#### Objective
Using the listing below, extract each line that has the word "rays" in it.

Collected data entries
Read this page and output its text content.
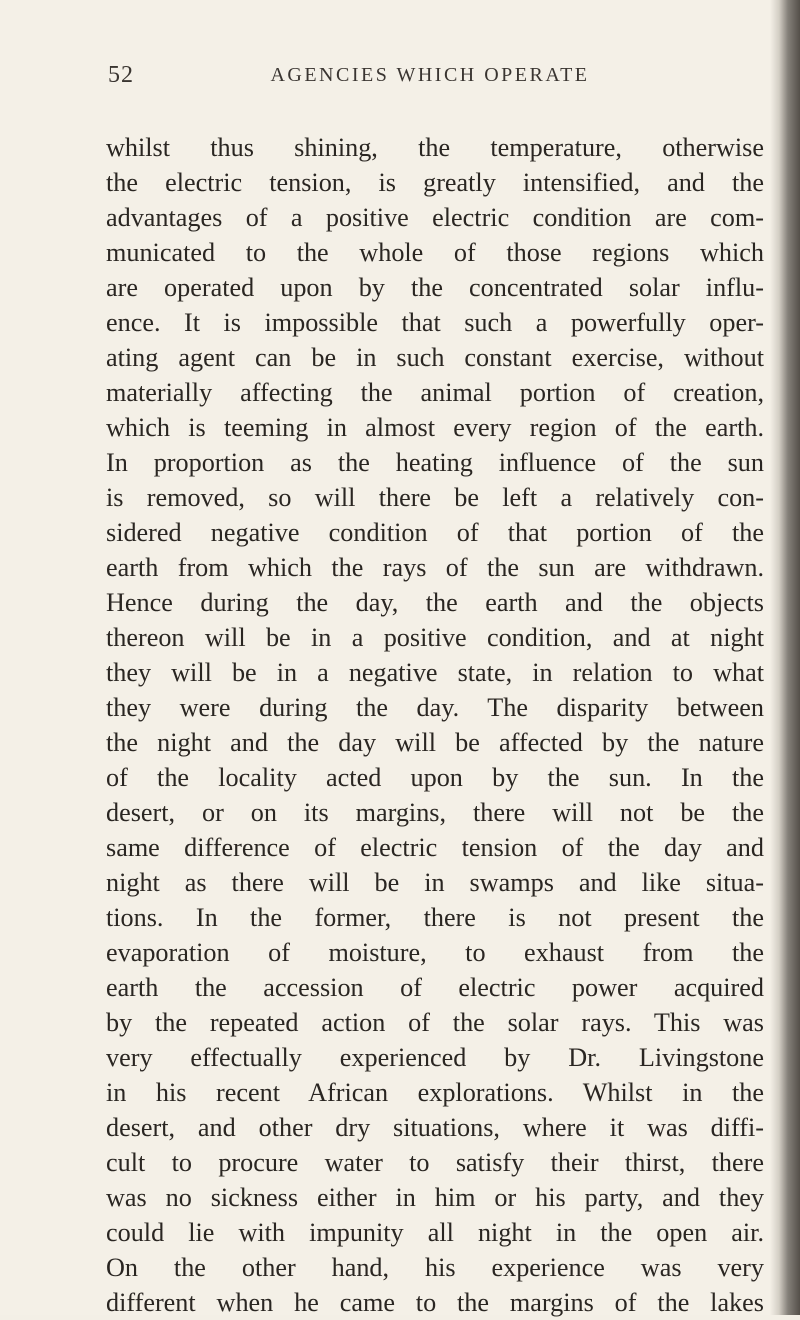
52	AGENCIES WHICH OPERATE
whilst thus shining, the temperature, otherwise
the electric tension, is greatly intensified, and the
advantages of a positive electric condition are com-
municated to the whole of those regions which
are operated upon by the concentrated solar influ-
ence. It is impossible that such a powerfully oper-
ating agent can be in such constant exercise, without
materially affecting the animal portion of creation,
which is teeming in almost every region of the earth.
In proportion as the heating influence of the sun
is removed, so will there be left a relatively con-
sidered negative condition of that portion of the
earth from which the rays of the sun are withdrawn.
Hence during the day, the earth and the objects
thereon will be in a positive condition, and at night
they will be in a negative state, in relation to what
they were during the day. The disparity between
the night and the day will be affected by the nature
of the locality acted upon by the sun. In the
desert, or on its margins, there will not be the
same difference of electric tension of the day and
night as there will be in swamps and like situa-
tions. In the former, there is not present the
evaporation of moisture, to exhaust from the
earth the accession of electric power acquired
by the repeated action of the solar rays. This was
very effectually experienced by Dr. Livingstone
in his recent African explorations. Whilst in the
desert, and other dry situations, where it was diffi-
cult to procure water to satisfy their thirst, there
was no sickness either in him or his party, and they
could lie with impunity all night in the open air.
On the other hand, his experience was very
different when he came to the margins of the lakes
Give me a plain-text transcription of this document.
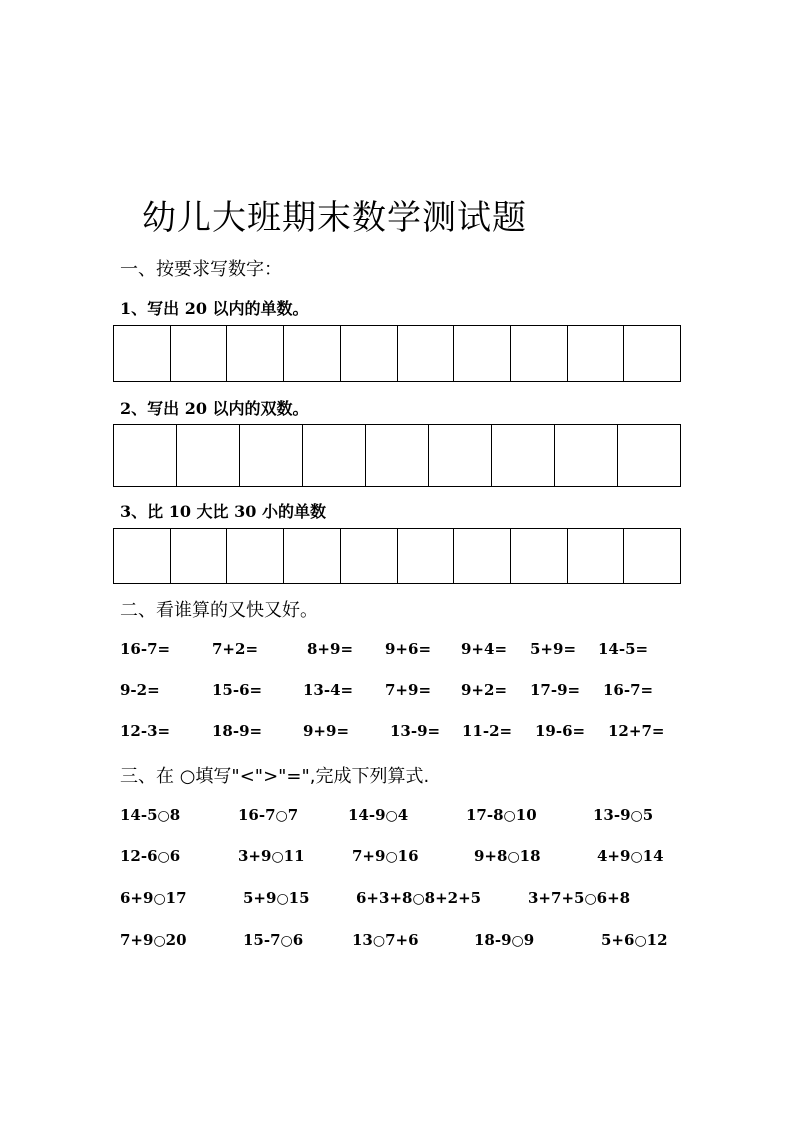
幼儿大班期末数学测试题
一、按要求写数字：
1、写出 20 以内的单数。
2、写出 20 以内的双数。
3、比 10 大比 30 小的单数
二、看谁算的又快又好。
16-7=	7+2=	8+9= 9+6= 9+4= 5+9= 14-5=
9-2=	15-6=	13-4= 7+9= 9+2= 17-9= 16-7=
12-3=	18-9=	9+9=	13-9= 11-2= 19-6= 12+7=
三、在 ○填写"<">"=",完成下列算式.
14-5○8	16-7○7	14-9○4	17-8○10	13-9○5
12-6○6	3+9○11	7+9○16	9+8○18	4+9○14
6+9○17	5+9○15	6+3+8○8+2+5	3+7+5○6+8
7+9○20	15-7○6	13○7+6	18-9○9	5+6○12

#### Solution below
earth from which the rays of the sun are withdrawn.
by the repeated action of the solar rays. This was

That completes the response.